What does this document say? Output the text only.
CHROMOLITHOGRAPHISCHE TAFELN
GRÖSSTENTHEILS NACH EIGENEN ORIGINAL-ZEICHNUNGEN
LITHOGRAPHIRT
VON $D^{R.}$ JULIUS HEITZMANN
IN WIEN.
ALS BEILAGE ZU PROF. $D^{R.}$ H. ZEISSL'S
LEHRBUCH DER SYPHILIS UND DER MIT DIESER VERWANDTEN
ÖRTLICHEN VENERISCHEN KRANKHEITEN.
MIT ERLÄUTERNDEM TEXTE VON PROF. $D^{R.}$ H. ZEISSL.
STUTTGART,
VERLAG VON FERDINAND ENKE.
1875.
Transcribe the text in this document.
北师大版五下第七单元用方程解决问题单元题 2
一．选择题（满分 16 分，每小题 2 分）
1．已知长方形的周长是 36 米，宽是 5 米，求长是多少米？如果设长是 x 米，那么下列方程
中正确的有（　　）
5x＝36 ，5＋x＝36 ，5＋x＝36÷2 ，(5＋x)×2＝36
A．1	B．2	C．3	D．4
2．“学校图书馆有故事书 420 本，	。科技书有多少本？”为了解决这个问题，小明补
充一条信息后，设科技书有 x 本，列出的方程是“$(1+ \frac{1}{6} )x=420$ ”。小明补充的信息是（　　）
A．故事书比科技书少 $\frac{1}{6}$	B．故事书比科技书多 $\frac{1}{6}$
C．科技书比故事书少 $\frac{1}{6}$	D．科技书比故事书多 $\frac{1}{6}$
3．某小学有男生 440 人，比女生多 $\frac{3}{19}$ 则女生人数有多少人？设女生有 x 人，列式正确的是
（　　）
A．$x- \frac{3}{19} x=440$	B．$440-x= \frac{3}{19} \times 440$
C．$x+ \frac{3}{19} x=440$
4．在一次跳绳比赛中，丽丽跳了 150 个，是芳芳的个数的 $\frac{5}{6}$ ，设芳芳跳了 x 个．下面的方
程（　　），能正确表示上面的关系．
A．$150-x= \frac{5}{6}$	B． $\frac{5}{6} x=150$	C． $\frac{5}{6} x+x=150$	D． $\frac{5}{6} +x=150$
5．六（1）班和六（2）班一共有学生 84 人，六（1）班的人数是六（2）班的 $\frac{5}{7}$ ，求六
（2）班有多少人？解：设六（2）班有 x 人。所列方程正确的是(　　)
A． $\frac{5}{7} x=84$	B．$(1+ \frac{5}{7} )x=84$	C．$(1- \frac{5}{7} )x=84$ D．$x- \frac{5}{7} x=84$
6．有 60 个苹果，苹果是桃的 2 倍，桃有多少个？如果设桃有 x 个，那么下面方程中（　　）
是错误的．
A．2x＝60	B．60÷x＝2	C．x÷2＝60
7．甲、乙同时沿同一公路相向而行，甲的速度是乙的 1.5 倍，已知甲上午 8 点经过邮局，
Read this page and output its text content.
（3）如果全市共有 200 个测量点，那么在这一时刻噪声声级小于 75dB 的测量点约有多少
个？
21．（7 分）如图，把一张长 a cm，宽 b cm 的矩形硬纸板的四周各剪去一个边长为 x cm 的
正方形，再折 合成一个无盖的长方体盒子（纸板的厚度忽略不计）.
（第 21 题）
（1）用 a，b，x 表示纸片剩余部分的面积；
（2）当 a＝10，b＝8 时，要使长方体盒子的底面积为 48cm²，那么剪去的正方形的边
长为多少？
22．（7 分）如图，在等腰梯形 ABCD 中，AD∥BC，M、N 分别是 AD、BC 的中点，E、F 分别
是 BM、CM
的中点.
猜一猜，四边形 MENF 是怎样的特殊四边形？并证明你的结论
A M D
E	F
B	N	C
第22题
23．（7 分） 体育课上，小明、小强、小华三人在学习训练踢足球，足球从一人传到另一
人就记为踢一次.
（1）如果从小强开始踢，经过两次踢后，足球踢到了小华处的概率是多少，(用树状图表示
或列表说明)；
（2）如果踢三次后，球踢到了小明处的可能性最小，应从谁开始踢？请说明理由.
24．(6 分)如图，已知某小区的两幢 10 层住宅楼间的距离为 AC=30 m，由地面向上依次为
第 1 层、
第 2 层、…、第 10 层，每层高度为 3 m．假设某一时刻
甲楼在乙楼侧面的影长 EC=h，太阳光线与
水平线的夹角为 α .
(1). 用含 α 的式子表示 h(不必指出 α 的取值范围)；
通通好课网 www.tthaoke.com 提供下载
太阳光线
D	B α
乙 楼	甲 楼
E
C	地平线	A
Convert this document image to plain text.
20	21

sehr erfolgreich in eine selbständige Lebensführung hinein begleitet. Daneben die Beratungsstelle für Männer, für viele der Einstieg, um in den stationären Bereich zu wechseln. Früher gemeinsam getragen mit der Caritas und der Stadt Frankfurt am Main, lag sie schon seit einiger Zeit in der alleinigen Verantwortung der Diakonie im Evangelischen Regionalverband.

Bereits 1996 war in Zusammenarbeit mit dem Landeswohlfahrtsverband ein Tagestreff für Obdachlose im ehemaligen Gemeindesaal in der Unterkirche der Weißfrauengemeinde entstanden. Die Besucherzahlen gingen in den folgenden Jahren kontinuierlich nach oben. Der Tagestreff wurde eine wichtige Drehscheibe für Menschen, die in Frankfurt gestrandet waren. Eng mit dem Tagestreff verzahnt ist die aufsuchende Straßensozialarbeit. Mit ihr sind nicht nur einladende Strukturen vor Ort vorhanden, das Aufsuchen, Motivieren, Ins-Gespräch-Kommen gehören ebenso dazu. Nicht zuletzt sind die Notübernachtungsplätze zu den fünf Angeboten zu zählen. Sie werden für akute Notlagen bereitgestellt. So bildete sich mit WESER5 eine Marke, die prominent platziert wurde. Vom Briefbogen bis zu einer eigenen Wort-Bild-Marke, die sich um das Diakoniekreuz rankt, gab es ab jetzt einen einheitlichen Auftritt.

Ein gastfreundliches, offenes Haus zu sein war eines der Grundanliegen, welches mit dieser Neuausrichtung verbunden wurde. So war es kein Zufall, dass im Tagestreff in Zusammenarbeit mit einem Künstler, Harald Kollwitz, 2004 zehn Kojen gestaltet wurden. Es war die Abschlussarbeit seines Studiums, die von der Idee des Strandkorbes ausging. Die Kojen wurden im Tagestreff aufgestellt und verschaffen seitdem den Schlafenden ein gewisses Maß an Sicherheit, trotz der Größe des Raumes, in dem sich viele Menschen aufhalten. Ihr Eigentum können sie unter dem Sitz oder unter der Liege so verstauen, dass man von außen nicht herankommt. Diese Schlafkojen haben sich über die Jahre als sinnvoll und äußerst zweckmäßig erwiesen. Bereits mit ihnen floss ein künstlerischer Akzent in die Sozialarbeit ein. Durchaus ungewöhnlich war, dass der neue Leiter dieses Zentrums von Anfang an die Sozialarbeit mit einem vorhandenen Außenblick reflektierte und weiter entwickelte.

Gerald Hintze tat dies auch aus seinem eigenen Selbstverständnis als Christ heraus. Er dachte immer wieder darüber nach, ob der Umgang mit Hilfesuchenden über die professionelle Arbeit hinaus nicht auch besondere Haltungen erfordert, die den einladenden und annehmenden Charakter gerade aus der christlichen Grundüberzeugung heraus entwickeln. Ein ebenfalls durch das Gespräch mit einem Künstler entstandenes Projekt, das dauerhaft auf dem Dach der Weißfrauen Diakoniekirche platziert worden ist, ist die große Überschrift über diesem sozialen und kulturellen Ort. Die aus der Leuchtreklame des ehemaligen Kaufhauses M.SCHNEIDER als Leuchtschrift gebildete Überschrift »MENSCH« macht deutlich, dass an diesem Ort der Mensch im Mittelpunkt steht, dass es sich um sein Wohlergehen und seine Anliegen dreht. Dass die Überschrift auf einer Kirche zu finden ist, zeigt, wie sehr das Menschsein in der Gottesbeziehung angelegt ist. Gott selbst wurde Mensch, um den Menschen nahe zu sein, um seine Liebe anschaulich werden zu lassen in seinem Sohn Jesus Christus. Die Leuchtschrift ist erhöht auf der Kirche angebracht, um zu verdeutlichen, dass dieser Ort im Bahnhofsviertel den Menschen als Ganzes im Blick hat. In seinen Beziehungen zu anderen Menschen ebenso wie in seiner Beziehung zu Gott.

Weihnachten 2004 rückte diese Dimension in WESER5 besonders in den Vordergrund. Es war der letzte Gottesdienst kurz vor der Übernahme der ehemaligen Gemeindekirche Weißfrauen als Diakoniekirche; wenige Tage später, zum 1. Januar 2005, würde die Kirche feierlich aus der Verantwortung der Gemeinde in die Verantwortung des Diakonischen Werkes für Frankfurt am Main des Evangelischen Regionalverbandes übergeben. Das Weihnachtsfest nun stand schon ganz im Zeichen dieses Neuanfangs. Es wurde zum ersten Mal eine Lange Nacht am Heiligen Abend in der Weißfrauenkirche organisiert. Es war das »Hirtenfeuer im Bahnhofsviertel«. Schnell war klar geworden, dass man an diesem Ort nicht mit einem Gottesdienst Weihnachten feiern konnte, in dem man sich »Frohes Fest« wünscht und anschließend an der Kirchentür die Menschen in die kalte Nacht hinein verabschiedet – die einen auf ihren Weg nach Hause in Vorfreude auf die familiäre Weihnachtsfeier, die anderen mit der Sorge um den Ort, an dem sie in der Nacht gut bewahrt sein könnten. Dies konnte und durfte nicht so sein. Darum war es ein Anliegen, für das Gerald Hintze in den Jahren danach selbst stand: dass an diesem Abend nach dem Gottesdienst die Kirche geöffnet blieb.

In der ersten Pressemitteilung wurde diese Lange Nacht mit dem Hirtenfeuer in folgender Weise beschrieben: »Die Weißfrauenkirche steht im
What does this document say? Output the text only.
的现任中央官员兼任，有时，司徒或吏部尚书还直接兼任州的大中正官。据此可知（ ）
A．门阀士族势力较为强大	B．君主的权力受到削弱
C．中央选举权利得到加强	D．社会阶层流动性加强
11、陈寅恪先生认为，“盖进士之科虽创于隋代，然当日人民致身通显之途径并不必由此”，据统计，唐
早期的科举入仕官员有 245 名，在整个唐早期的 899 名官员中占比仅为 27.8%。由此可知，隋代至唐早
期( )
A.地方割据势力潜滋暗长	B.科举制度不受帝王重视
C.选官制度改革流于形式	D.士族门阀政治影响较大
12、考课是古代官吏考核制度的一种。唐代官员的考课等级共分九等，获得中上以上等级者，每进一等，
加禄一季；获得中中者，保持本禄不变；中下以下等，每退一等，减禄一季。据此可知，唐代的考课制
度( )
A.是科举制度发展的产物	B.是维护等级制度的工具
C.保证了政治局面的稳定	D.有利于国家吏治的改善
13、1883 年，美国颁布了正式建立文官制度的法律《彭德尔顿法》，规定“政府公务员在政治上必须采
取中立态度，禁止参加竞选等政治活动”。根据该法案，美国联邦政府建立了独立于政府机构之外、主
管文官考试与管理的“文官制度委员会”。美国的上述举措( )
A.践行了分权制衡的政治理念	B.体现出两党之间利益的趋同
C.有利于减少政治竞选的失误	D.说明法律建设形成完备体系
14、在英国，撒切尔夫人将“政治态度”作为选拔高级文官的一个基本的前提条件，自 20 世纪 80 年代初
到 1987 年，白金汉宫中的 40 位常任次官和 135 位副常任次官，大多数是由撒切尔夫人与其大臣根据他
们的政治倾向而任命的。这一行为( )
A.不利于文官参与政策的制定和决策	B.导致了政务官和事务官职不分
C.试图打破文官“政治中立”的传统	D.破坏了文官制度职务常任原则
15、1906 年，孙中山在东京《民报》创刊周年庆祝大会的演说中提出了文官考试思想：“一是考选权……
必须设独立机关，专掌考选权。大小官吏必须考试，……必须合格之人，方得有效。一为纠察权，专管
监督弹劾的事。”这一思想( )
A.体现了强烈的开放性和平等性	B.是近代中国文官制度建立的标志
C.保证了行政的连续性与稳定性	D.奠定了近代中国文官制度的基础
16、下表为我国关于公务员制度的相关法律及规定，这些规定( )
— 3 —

----

§ Written request:
Pick out the lines containing the word "this" and show them.

§ Answer:
What does this document say? Output the text only.
Transcribe the text in this document.
Read this page and output its text content.
Convert this document image to plain text.
What does this document say? Output the text only.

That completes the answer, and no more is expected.